→ Instruction:
Go through the records and copy each line where the word "mail" occurs.

→ Dataset items:
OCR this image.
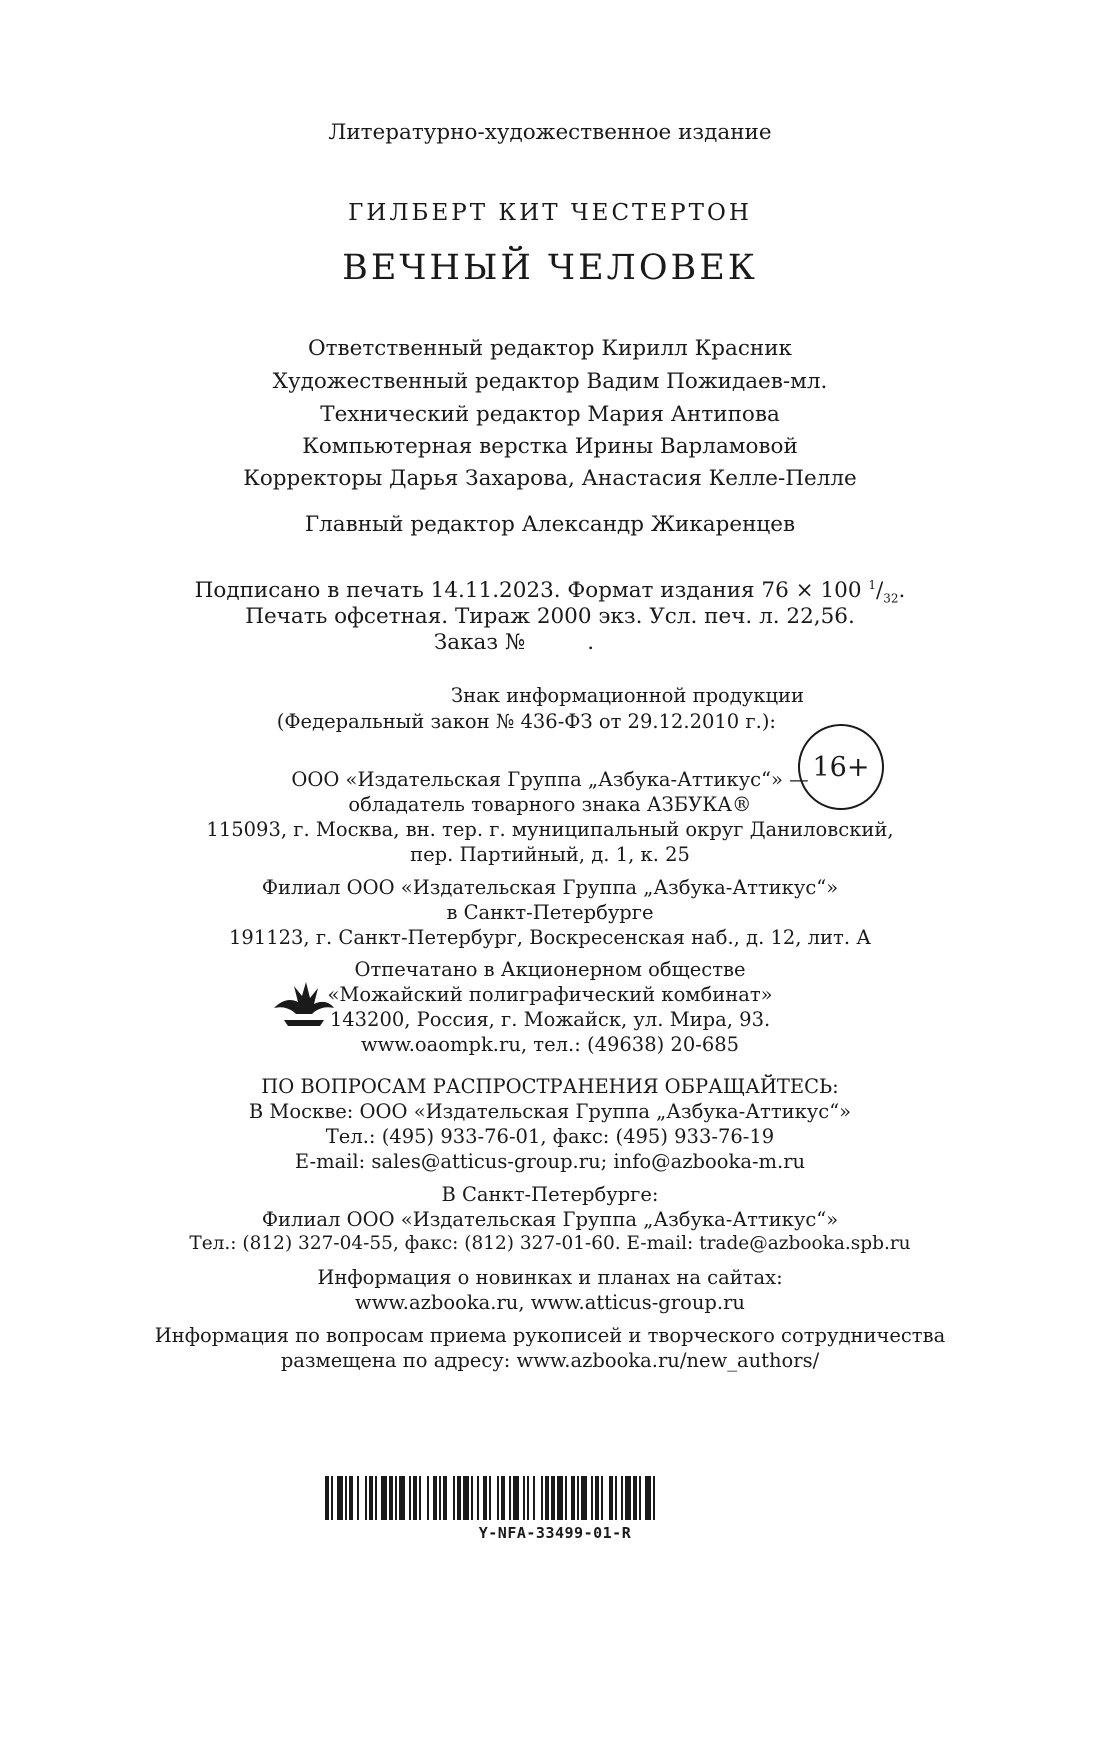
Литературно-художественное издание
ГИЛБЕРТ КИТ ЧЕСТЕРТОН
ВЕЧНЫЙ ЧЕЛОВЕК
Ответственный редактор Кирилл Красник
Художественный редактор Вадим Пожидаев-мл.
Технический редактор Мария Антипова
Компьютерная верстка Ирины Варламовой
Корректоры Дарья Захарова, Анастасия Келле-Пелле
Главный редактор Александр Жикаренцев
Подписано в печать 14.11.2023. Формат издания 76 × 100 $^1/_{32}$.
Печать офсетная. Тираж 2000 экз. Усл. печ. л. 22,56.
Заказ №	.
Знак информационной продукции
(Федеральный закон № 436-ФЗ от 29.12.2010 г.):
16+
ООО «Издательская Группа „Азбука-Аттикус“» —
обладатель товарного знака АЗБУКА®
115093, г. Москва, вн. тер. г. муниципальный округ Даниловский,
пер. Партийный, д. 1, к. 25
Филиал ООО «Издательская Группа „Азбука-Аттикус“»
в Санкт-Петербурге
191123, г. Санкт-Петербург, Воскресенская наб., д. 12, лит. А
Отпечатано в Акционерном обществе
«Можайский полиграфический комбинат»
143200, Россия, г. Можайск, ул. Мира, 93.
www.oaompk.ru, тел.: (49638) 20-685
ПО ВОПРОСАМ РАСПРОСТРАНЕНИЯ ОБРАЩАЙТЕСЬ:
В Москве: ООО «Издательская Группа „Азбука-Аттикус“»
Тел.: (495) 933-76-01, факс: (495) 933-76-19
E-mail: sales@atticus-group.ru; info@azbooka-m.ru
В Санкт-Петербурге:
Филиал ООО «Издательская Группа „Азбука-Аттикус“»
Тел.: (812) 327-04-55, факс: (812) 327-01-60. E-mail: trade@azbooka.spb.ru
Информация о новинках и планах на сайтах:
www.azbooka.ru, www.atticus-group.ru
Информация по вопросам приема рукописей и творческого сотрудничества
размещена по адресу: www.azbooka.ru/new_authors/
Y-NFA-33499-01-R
---
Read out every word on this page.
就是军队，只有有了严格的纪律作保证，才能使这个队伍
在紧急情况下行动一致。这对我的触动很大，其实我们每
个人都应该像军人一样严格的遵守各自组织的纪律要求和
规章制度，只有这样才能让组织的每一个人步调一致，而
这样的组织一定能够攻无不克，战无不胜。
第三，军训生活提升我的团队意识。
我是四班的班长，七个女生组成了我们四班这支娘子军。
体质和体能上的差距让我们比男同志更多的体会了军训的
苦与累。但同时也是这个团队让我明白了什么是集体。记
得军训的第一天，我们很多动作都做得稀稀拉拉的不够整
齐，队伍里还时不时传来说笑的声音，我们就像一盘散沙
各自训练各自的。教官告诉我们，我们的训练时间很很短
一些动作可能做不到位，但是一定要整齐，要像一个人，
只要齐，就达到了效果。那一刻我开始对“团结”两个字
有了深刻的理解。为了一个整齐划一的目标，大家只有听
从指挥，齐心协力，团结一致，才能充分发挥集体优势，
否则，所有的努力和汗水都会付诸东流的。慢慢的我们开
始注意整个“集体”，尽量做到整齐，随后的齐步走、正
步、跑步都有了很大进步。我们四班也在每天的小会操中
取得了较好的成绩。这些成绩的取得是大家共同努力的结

→ Exercise output:
E-mail: sales@atticus-group.ru; info@azbooka-m.ru
Тел.: (812) 327-04-55, факс: (812) 327-01-60. E-mail: trade@azbooka.spb.ru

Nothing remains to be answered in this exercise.